[Listed entries]
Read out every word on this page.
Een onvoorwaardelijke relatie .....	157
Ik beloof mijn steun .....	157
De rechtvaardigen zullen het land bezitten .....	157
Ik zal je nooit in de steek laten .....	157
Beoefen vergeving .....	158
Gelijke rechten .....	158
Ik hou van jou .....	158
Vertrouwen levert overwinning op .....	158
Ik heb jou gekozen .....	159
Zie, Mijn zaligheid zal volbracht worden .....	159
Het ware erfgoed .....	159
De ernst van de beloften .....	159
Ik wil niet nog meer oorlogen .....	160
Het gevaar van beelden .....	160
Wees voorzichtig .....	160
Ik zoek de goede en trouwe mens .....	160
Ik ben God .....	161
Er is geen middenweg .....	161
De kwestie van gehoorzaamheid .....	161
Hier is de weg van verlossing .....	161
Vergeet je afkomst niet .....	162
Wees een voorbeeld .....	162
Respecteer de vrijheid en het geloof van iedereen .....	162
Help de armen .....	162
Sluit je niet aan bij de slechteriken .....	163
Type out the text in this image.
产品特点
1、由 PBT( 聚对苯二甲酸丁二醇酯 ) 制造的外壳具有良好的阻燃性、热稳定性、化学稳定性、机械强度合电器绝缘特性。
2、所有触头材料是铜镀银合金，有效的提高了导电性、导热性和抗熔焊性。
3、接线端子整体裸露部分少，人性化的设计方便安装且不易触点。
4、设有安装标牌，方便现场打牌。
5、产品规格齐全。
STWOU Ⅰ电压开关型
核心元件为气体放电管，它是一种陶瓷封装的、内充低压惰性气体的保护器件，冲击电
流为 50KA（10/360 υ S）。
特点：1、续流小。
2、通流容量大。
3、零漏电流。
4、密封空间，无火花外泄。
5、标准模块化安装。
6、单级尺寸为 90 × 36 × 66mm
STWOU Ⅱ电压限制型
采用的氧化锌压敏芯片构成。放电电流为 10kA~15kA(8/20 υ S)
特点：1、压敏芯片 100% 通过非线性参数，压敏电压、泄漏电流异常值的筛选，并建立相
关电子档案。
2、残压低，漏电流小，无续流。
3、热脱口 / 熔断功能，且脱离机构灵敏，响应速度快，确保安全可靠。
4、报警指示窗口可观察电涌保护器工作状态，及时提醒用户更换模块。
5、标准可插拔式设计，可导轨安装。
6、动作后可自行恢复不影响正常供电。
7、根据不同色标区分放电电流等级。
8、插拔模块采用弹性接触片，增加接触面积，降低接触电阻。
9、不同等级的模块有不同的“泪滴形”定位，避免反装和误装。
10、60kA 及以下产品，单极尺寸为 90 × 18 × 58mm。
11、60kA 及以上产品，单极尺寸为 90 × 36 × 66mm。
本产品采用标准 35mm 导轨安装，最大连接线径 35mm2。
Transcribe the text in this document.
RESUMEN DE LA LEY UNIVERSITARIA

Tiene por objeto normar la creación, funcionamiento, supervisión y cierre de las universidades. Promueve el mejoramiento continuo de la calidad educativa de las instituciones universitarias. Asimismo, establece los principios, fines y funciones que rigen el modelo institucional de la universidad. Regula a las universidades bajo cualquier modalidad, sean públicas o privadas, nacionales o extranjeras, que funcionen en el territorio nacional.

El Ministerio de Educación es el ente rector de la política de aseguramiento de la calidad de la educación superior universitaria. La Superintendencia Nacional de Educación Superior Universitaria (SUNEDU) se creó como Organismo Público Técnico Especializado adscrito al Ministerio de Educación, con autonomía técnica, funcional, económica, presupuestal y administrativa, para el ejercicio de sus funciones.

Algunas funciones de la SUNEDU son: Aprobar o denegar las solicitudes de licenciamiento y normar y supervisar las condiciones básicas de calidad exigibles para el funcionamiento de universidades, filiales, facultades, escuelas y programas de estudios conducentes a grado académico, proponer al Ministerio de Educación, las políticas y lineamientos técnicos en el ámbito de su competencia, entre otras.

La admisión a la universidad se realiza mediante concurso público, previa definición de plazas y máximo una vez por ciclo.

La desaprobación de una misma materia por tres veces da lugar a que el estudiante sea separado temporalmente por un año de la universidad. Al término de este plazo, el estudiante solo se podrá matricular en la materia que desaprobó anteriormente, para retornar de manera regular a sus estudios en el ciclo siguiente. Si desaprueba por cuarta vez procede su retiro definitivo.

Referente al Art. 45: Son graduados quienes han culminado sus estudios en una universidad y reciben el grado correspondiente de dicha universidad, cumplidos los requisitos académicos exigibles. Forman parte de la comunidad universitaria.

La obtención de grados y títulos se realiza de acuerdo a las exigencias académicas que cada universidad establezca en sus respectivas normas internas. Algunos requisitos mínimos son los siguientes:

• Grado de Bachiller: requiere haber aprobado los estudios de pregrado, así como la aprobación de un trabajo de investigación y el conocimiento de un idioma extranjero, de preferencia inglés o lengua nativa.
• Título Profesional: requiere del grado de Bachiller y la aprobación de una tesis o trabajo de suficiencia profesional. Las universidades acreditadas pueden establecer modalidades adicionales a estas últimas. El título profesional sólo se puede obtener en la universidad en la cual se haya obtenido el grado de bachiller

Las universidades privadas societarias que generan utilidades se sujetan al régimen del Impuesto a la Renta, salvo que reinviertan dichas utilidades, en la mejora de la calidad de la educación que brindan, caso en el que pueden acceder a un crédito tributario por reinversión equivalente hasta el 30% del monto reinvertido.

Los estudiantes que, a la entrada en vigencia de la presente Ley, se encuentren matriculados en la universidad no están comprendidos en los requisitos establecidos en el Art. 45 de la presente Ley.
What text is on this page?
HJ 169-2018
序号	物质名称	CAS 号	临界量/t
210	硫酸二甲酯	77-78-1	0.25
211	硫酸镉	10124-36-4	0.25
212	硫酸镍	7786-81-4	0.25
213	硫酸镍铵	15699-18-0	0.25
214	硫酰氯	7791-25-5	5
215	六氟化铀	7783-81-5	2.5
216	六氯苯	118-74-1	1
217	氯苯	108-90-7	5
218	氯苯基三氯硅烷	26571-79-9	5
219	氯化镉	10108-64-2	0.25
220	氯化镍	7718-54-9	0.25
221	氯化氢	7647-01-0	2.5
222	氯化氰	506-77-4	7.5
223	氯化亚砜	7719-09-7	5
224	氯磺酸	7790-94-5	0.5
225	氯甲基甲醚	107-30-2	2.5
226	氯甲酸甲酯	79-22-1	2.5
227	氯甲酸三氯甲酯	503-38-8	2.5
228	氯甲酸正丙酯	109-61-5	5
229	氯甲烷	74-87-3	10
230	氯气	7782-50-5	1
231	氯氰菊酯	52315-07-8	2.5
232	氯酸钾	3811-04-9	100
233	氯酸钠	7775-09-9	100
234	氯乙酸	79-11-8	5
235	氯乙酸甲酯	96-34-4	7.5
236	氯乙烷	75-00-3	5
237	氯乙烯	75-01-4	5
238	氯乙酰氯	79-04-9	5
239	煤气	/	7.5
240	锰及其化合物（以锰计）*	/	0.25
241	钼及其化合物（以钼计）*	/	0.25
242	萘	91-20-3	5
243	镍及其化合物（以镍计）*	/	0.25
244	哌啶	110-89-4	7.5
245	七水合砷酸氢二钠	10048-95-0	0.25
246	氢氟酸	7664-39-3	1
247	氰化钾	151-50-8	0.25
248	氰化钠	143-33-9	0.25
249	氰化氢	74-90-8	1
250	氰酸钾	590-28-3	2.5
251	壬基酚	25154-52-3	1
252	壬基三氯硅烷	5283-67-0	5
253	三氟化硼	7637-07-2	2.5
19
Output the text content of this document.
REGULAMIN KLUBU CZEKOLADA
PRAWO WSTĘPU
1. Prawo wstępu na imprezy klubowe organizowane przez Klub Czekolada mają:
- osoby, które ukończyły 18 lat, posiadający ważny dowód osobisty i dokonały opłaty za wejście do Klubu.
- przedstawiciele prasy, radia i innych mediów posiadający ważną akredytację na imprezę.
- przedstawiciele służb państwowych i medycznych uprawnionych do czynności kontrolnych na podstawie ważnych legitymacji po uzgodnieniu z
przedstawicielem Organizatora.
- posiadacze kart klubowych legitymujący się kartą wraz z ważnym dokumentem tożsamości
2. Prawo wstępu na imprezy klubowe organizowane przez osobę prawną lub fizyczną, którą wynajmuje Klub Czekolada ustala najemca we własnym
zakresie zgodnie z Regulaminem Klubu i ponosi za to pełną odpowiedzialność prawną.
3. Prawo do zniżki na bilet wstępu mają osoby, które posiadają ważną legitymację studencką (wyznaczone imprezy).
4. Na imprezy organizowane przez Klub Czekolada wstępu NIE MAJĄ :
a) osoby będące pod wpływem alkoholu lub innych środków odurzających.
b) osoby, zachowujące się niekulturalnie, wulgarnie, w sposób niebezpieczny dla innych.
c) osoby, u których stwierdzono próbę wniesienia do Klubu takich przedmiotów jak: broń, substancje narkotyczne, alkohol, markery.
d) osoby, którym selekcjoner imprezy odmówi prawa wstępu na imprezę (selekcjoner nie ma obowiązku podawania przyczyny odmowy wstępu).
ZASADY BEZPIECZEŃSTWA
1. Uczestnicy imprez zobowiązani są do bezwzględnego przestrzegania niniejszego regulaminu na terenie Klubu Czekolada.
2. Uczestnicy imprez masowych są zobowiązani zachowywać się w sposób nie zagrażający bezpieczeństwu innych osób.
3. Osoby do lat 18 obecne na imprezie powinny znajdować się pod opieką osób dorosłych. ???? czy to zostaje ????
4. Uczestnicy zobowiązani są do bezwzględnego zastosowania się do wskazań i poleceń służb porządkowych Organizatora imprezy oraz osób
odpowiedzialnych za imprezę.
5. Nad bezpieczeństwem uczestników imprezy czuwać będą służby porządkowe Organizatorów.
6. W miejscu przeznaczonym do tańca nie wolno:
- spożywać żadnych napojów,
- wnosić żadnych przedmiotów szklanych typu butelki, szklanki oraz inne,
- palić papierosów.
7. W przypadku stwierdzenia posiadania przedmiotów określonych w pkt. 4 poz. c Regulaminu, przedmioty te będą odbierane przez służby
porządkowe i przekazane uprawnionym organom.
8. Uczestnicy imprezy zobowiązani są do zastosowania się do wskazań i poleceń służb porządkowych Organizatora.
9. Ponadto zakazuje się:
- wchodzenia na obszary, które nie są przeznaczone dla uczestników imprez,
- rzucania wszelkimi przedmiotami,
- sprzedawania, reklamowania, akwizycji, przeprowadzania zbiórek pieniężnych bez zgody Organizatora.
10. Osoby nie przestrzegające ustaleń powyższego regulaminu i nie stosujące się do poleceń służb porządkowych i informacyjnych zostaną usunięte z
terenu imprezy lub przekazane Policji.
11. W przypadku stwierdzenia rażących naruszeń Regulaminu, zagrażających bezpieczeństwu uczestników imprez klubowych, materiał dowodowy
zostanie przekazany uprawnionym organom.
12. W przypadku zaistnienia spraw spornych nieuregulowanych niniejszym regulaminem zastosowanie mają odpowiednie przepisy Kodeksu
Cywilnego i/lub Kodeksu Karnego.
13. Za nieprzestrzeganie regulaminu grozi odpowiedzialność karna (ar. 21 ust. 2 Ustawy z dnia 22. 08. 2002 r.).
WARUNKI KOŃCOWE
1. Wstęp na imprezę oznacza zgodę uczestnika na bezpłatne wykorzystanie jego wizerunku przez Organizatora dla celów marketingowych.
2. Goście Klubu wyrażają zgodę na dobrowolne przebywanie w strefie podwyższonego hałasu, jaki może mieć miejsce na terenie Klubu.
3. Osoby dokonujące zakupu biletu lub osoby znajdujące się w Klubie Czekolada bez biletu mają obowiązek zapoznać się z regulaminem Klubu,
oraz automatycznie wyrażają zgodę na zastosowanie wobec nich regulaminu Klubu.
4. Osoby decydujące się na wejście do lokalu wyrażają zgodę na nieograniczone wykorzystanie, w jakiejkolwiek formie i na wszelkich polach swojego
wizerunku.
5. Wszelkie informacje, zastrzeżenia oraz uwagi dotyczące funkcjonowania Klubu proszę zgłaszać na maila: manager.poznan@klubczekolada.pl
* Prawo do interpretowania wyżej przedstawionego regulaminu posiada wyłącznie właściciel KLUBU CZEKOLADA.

[Challenge] Among the lines of the material, find those that hold the word "zgodę" and copy them.

[Response for this exercise]
1. Wstęp na imprezę oznacza zgodę uczestnika na bezpłatne wykorzystanie jego wizerunku przez Organizatora dla celów marketingowych.
2. Goście Klubu wyrażają zgodę na dobrowolne przebywanie w strefie podwyższonego hałasu, jaki może mieć miejsce na terenie Klubu.
oraz automatycznie wyrażają zgodę na zastosowanie wobec nich regulaminu Klubu.
4. Osoby decydujące się na wejście do lokalu wyrażają zgodę na nieograniczone wykorzystanie, w jakiejkolwiek formie i na wszelkich polach swojego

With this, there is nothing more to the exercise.